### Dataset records

** start **

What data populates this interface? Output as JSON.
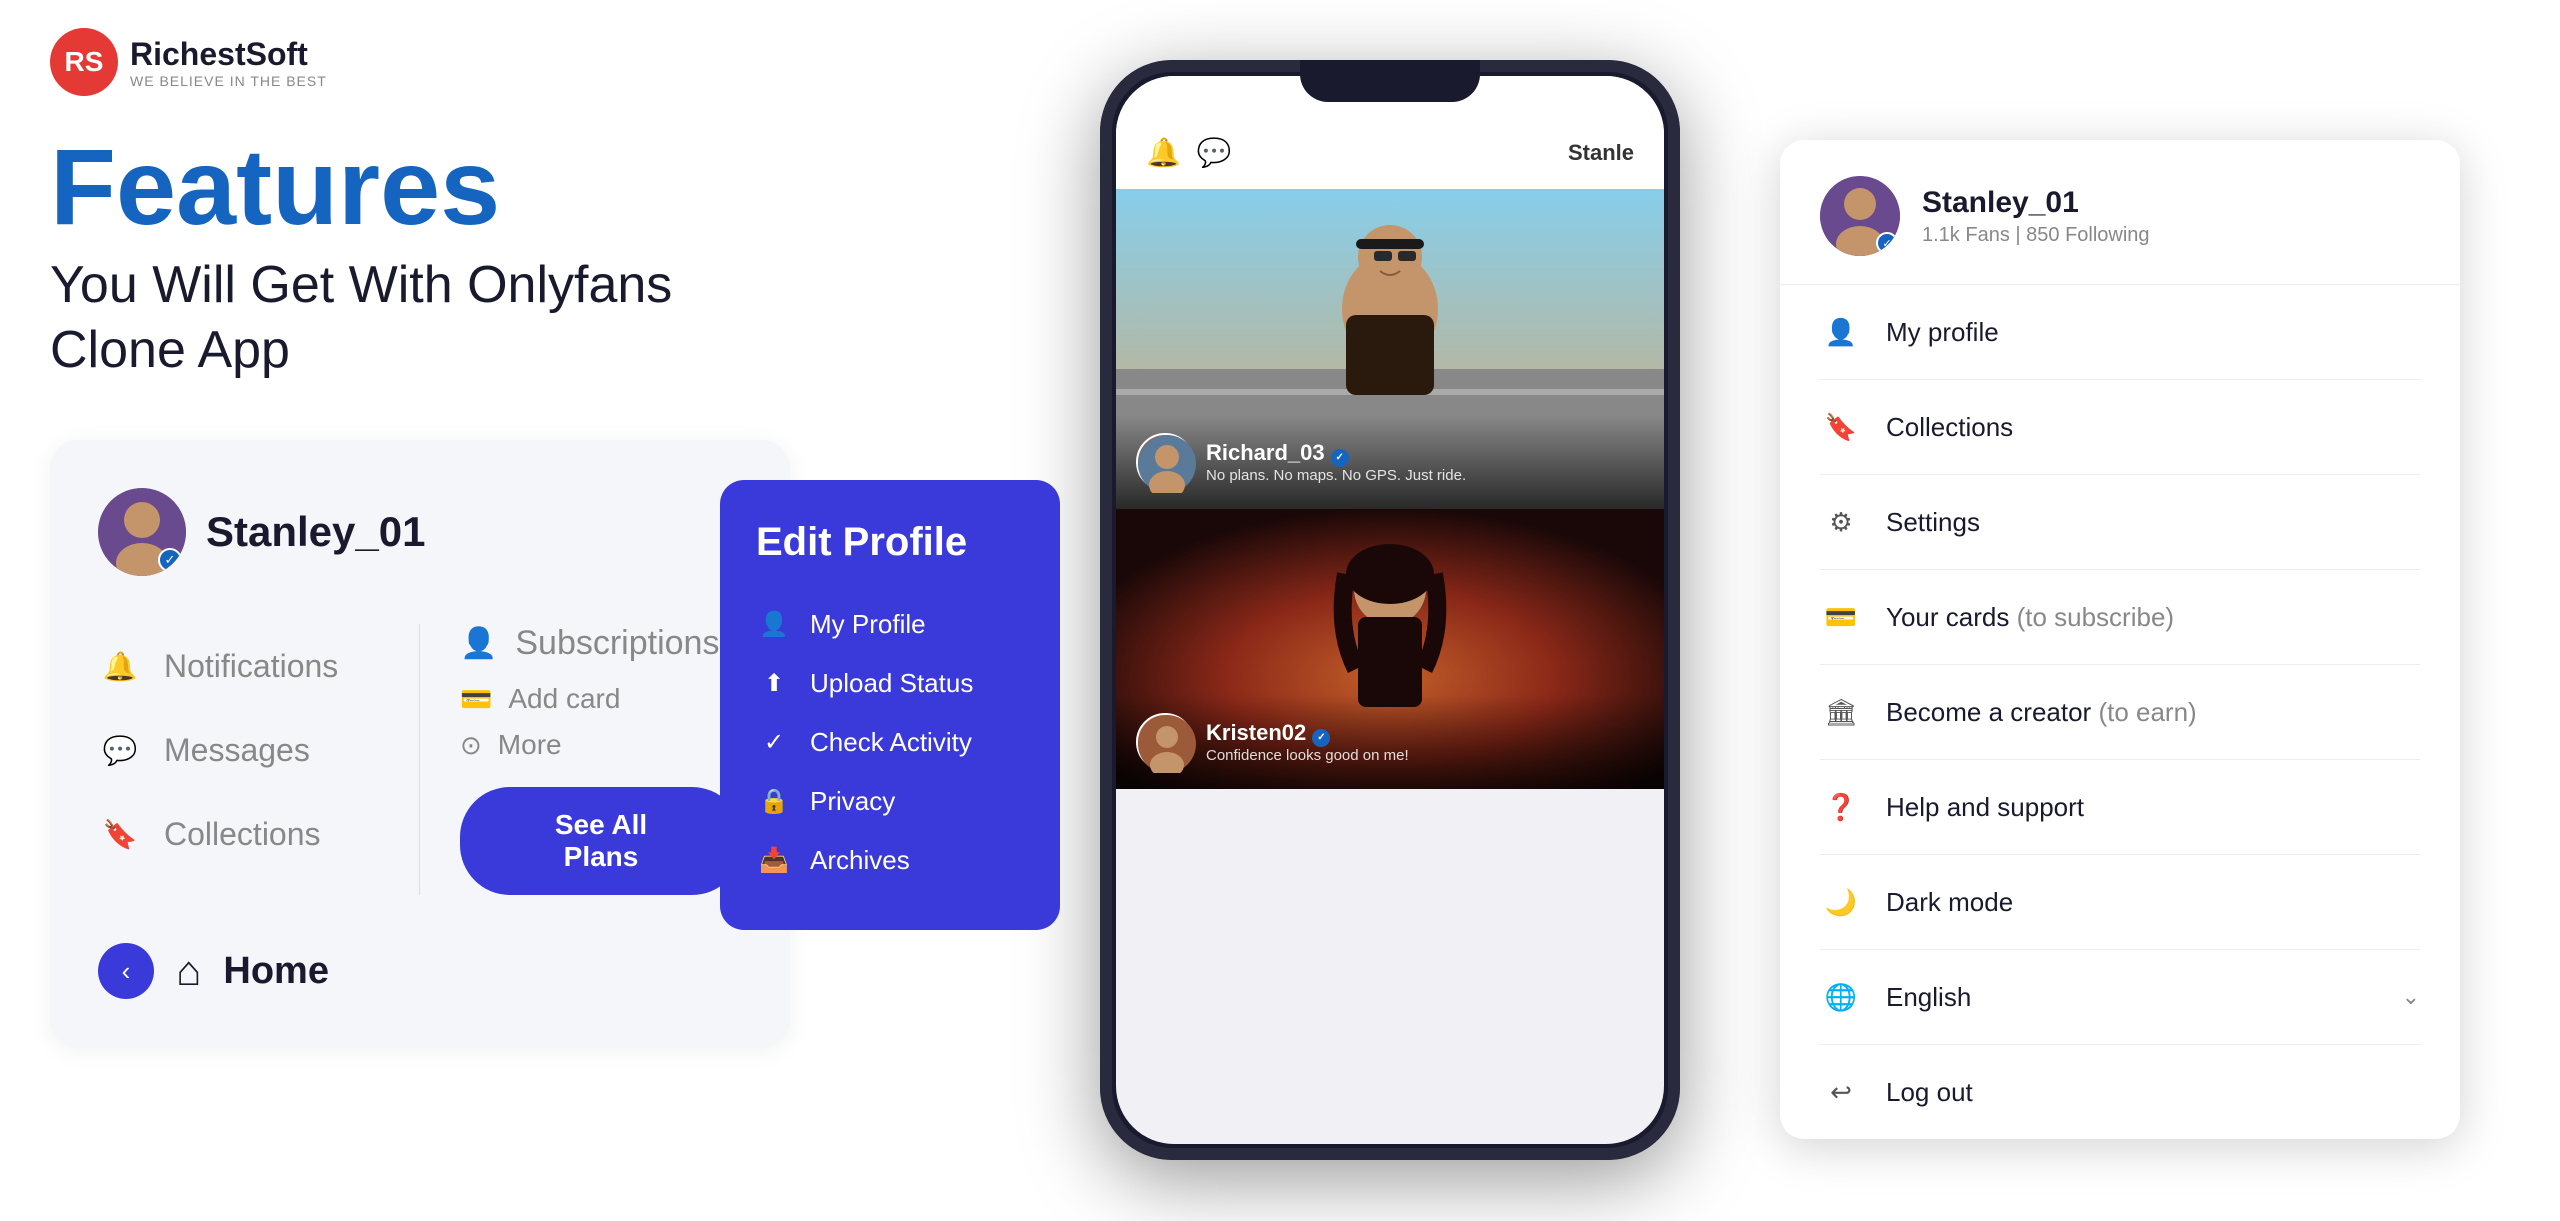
{
  "logo": {
    "brand": "RichestSoft",
    "tagline": "WE BELIEVE IN THE BEST",
    "initials": "RS"
  },
  "hero": {
    "title": "Features",
    "subtitle_line1": "You Will Get With Onlyfans",
    "subtitle_line2": "Clone App"
  },
  "left_panel": {
    "username": "Stanley_01",
    "menu_items": [
      {
        "label": "Notifications",
        "icon": "🔔"
      },
      {
        "label": "Messages",
        "icon": "💬"
      },
      {
        "label": "Collections",
        "icon": "🔖"
      }
    ],
    "subscriptions_label": "Subscriptions",
    "sub_items": [
      {
        "label": "Add card",
        "icon": "💳"
      },
      {
        "label": "More",
        "icon": "⊙"
      }
    ],
    "see_all_btn": "See All Plans",
    "home_label": "Home"
  },
  "edit_profile": {
    "title": "Edit Profile",
    "items": [
      {
        "label": "My Profile",
        "icon": "👤"
      },
      {
        "label": "Upload Status",
        "icon": "⬆"
      },
      {
        "label": "Check Activity",
        "icon": "✓"
      },
      {
        "label": "Privacy",
        "icon": "🔒"
      },
      {
        "label": "Archives",
        "icon": "📥"
      }
    ]
  },
  "phone": {
    "user_tag": "Stanle",
    "post1": {
      "username": "Richard_03",
      "verified": true,
      "caption": "No plans. No maps. No GPS. Just ride."
    },
    "post2": {
      "username": "Kristen02",
      "verified": true,
      "caption": "Confidence looks good on me!"
    }
  },
  "dropdown": {
    "username": "Stanley_01",
    "fans": "1.1k Fans",
    "following": "850 Following",
    "items": [
      {
        "label": "My profile",
        "icon": "👤",
        "muted": ""
      },
      {
        "label": "Collections",
        "icon": "🔖",
        "muted": ""
      },
      {
        "label": "Settings",
        "icon": "⚙",
        "muted": ""
      },
      {
        "label": "Your cards",
        "icon": "💳",
        "muted": "(to subscribe)"
      },
      {
        "label": "Become a creator",
        "icon": "🏛",
        "muted": "(to earn)"
      },
      {
        "label": "Help and support",
        "icon": "❓",
        "muted": ""
      },
      {
        "label": "Dark mode",
        "icon": "🌙",
        "muted": ""
      },
      {
        "label": "English",
        "icon": "🌐",
        "muted": "",
        "chevron": true
      },
      {
        "label": "Log out",
        "icon": "↩",
        "muted": ""
      }
    ]
  }
}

** end **

### WRITTEN TASK
Show every line from the entries above in which "caption" appears.

### EXPECTED ANSWER
      "caption": "No plans. No maps. No GPS. Just ride."
      "caption": "Confidence looks good on me!"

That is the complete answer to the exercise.